• **What is required**:
Transcribe the entries exactly; images are not part of the copy.

• **Dataset items**:
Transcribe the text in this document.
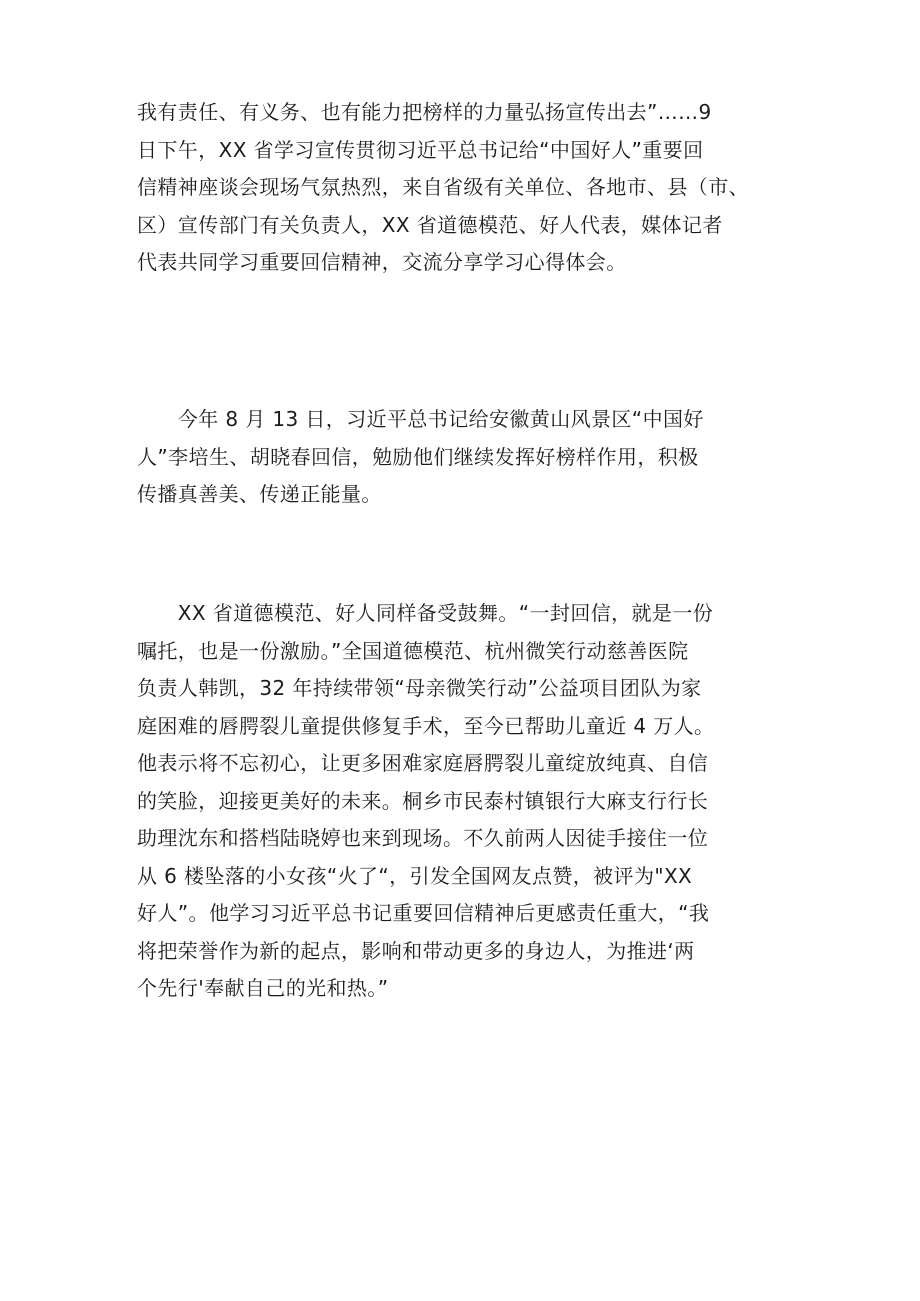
我有责任、有义务、也有能力把榜样的力量弘扬宣传出去”……9
日下午，XX 省学习宣传贯彻习近平总书记给“中国好人”重要回
信精神座谈会现场气氛热烈，来自省级有关单位、各地市、县（市、
区）宣传部门有关负责人，XX 省道德模范、好人代表，媒体记者
代表共同学习重要回信精神，交流分享学习心得体会。
　　今年 8 月 13 日，习近平总书记给安徽黄山风景区“中国好
人”李培生、胡晓春回信，勉励他们继续发挥好榜样作用，积极
传播真善美、传递正能量。
　　XX 省道德模范、好人同样备受鼓舞。“一封回信，就是一份
嘱托，也是一份激励。”全国道德模范、杭州微笑行动慈善医院
负责人韩凯，32 年持续带领“母亲微笑行动”公益项目团队为家
庭困难的唇腭裂儿童提供修复手术，至今已帮助儿童近 4 万人。
他表示将不忘初心，让更多困难家庭唇腭裂儿童绽放纯真、自信
的笑脸，迎接更美好的未来。桐乡市民泰村镇银行大麻支行行长
助理沈东和搭档陆晓婷也来到现场。不久前两人因徒手接住一位
从 6 楼坠落的小女孩“火了“，引发全国网友点赞，被评为"XX
好人”。他学习习近平总书记重要回信精神后更感责任重大，“我
将把荣誉作为新的起点，影响和带动更多的身边人，为推进‘两
个先行'奉献自己的光和热。”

• **Complete output**:
Transcribe the text in this document.
我有责任、有义务、也有能力把榜样的力量弘扬宣传出去”……9
日下午，XX 省学习宣传贯彻习近平总书记给“中国好人”重要回
信精神座谈会现场气氛热烈，来自省级有关单位、各地市、县（市、
区）宣传部门有关负责人，XX 省道德模范、好人代表，媒体记者
代表共同学习重要回信精神，交流分享学习心得体会。
　　今年 8 月 13 日，习近平总书记给安徽黄山风景区“中国好
人”李培生、胡晓春回信，勉励他们继续发挥好榜样作用，积极
传播真善美、传递正能量。
　　XX 省道德模范、好人同样备受鼓舞。“一封回信，就是一份
嘱托，也是一份激励。”全国道德模范、杭州微笑行动慈善医院
负责人韩凯，32 年持续带领“母亲微笑行动”公益项目团队为家
庭困难的唇腭裂儿童提供修复手术，至今已帮助儿童近 4 万人。
他表示将不忘初心，让更多困难家庭唇腭裂儿童绽放纯真、自信
的笑脸，迎接更美好的未来。桐乡市民泰村镇银行大麻支行行长
助理沈东和搭档陆晓婷也来到现场。不久前两人因徒手接住一位
从 6 楼坠落的小女孩“火了“，引发全国网友点赞，被评为"XX
好人”。他学习习近平总书记重要回信精神后更感责任重大，“我
将把荣誉作为新的起点，影响和带动更多的身边人，为推进‘两
个先行'奉献自己的光和热。”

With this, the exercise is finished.